WORK TO BE COMPLETED: The records that follow must be repeated verbatim, every one of them.

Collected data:
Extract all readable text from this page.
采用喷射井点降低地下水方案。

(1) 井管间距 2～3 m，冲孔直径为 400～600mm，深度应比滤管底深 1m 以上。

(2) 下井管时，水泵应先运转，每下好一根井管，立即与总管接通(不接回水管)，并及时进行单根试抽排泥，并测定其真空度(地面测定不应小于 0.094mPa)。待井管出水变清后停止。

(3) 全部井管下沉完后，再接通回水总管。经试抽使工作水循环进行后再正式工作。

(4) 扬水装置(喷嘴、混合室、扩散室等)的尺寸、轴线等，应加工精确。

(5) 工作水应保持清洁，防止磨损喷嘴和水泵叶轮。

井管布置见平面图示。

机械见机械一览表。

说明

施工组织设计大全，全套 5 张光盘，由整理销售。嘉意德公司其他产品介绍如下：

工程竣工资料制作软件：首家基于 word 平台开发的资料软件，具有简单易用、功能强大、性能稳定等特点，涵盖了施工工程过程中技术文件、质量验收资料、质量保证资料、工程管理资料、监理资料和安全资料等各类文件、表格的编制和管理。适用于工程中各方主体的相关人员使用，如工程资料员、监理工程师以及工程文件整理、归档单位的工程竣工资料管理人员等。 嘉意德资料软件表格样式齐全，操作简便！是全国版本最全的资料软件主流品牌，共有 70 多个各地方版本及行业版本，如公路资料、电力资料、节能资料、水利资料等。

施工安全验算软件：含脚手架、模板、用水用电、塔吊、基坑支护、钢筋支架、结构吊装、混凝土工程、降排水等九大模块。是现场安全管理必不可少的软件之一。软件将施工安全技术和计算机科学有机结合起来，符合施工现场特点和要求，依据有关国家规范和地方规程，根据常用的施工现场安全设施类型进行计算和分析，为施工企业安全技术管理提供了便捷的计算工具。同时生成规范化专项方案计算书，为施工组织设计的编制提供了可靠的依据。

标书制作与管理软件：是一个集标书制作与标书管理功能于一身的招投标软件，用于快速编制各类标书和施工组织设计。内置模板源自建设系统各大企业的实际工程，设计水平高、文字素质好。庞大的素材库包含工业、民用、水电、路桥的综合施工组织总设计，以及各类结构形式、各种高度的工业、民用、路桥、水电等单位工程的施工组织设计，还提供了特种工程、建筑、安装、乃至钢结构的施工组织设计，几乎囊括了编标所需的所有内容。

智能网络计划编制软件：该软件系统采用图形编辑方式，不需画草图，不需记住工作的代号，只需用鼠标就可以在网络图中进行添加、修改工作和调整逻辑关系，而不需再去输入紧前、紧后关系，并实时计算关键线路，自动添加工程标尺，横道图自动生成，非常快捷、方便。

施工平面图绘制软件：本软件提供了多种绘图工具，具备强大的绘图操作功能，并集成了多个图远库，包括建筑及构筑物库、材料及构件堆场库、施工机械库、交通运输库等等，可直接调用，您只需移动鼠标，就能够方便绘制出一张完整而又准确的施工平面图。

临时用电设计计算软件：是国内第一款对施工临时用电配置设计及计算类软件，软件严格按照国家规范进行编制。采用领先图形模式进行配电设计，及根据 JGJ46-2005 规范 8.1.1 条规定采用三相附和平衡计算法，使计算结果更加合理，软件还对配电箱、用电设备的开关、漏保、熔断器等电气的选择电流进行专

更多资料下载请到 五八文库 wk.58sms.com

FULL SOLUTION:
Extract all readable text from this page.
采用喷射井点降低地下水方案。

(1) 井管间距 2～3 m，冲孔直径为 400～600mm，深度应比滤管底深 1m 以上。

(2) 下井管时，水泵应先运转，每下好一根井管，立即与总管接通(不接回水管)，并及时进行单根试抽排泥，并测定其真空度(地面测定不应小于 0.094mPa)。待井管出水变清后停止。

(3) 全部井管下沉完后，再接通回水总管。经试抽使工作水循环进行后再正式工作。

(4) 扬水装置(喷嘴、混合室、扩散室等)的尺寸、轴线等，应加工精确。

(5) 工作水应保持清洁，防止磨损喷嘴和水泵叶轮。

井管布置见平面图示。

机械见机械一览表。

说明

施工组织设计大全，全套 5 张光盘，由整理销售。嘉意德公司其他产品介绍如下：

工程竣工资料制作软件：首家基于 word 平台开发的资料软件，具有简单易用、功能强大、性能稳定等特点，涵盖了施工工程过程中技术文件、质量验收资料、质量保证资料、工程管理资料、监理资料和安全资料等各类文件、表格的编制和管理。适用于工程中各方主体的相关人员使用，如工程资料员、监理工程师以及工程文件整理、归档单位的工程竣工资料管理人员等。 嘉意德资料软件表格样式齐全，操作简便！是全国版本最全的资料软件主流品牌，共有 70 多个各地方版本及行业版本，如公路资料、电力资料、节能资料、水利资料等。

施工安全验算软件：含脚手架、模板、用水用电、塔吊、基坑支护、钢筋支架、结构吊装、混凝土工程、降排水等九大模块。是现场安全管理必不可少的软件之一。软件将施工安全技术和计算机科学有机结合起来，符合施工现场特点和要求，依据有关国家规范和地方规程，根据常用的施工现场安全设施类型进行计算和分析，为施工企业安全技术管理提供了便捷的计算工具。同时生成规范化专项方案计算书，为施工组织设计的编制提供了可靠的依据。

标书制作与管理软件：是一个集标书制作与标书管理功能于一身的招投标软件，用于快速编制各类标书和施工组织设计。内置模板源自建设系统各大企业的实际工程，设计水平高、文字素质好。庞大的素材库包含工业、民用、水电、路桥的综合施工组织总设计，以及各类结构形式、各种高度的工业、民用、路桥、水电等单位工程的施工组织设计，还提供了特种工程、建筑、安装、乃至钢结构的施工组织设计，几乎囊括了编标所需的所有内容。

智能网络计划编制软件：该软件系统采用图形编辑方式，不需画草图，不需记住工作的代号，只需用鼠标就可以在网络图中进行添加、修改工作和调整逻辑关系，而不需再去输入紧前、紧后关系，并实时计算关键线路，自动添加工程标尺，横道图自动生成，非常快捷、方便。

施工平面图绘制软件：本软件提供了多种绘图工具，具备强大的绘图操作功能，并集成了多个图远库，包括建筑及构筑物库、材料及构件堆场库、施工机械库、交通运输库等等，可直接调用，您只需移动鼠标，就能够方便绘制出一张完整而又准确的施工平面图。

临时用电设计计算软件：是国内第一款对施工临时用电配置设计及计算类软件，软件严格按照国家规范进行编制。采用领先图形模式进行配电设计，及根据 JGJ46-2005 规范 8.1.1 条规定采用三相附和平衡计算法，使计算结果更加合理，软件还对配电箱、用电设备的开关、漏保、熔断器等电气的选择电流进行专

更多资料下载请到 五八文库 wk.58sms.com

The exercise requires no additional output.